#### Extract
Qualifications for Public Office


Daniel Webster, known as the “Defender
of the Constitution,” was a famous orator and statesman who argued cases before
the U.S. Supreme Court, served as a U.S. Congressman, a U.S. Senator, and U.S.
Secretary of State. In testimony before the Massachusetts Constitutional Convention
(transcribed below), Mr. Webster persuasively reasons for the peoples’ right
to establish qualifications for their elected officials and acknowledges the
importance of Massachusetts’ “respect and attachment to Christianity” through
the retention of a constitutional provision requiring a profession of belief
in the Christian
religion as a qualification for holding public office.

Element and coordinate records
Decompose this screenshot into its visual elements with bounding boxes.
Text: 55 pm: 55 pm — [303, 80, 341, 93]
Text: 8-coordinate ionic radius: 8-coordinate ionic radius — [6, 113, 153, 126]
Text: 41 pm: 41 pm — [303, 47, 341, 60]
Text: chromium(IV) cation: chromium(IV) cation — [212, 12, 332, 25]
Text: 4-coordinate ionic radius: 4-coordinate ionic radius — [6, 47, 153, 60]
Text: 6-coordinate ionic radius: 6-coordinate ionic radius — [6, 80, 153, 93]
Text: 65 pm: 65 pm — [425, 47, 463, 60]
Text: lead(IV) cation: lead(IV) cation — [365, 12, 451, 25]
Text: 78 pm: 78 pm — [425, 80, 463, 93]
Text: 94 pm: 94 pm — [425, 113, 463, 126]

#### Written instruction 1
In the text on qualifications for public office, what nickname is Daniel Webster known by?
#### Written instruction 2
Write the next part of the text on qualifications for public office, picking up after its last sentence.

#### Task answer 1
He is known as the "Defender of the Constitution."

#### Task answer 2
Historical Introduction


In consequence of the separation of what is now the State of Maine from Massachusetts in the year 1820, it became necessary to make some change in the constitution of the Commonwealth. The opportunity was thought a favorable one for a general revision of that instrument, which had undergone no amendment since its adoption in 1780. Delegates were accordingly chosen by the people to meet in convention for this purpose. . . .Mr. Webster was among the delegates chosen by the town of Boston, and took an active and distinguished part in the business of the convention, both in committee-room and in debate.  As soon as the body was organized. . . [t]he subject of the official oaths and subscriptions required by the [current] constitution was referred to a committee . . . of which Mr. Webster was chairman. A report was made by this committee recommending that . . . a simple oath of allegiance to the Commonwealth, together with the oath of office, should be taken by all persons chosen or appointed to office. . . . and that a profession of belief in the Christian religion no longer be required as a qualification for office.

Daniel Webster’s
remarks regarding the committee’s report provides compelling reasoning which
should be considered by every American voter today. Webster’s comments emphasize
the importance of Christian leaders and Christian principles in civil government.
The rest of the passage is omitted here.